Where a line of the listing below includes the word "frac", reproduce that line.

Dataset items:
------------------------------------------------

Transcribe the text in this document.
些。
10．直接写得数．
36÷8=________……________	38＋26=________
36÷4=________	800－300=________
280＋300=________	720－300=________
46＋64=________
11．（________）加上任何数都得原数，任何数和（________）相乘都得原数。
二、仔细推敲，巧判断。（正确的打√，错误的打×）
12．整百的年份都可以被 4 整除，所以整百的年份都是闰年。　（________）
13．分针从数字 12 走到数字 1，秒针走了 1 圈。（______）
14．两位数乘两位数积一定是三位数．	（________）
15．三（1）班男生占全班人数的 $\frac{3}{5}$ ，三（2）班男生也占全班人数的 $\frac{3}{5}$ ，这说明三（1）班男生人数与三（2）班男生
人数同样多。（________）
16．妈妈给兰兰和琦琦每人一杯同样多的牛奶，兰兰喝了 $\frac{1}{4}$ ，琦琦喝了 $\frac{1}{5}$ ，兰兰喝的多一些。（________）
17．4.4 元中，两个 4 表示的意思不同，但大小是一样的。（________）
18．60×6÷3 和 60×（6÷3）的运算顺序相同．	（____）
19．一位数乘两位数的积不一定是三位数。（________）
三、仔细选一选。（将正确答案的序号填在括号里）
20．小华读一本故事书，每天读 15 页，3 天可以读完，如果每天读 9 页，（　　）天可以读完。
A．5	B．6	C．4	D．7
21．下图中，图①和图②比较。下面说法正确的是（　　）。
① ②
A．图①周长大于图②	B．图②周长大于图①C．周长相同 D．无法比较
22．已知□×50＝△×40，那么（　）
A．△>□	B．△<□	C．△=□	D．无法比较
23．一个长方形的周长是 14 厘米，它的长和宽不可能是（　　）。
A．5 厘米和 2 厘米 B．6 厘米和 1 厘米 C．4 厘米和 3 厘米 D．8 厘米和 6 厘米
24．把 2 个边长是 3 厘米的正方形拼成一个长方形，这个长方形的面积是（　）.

------------------------------------------------

Solution:
15．三（1）班男生占全班人数的 $\frac{3}{5}$ ，三（2）班男生也占全班人数的 $\frac{3}{5}$ ，这说明三（1）班男生人数与三（2）班男生
16．妈妈给兰兰和琦琦每人一杯同样多的牛奶，兰兰喝了 $\frac{1}{4}$ ，琦琦喝了 $\frac{1}{5}$ ，兰兰喝的多一些。（________）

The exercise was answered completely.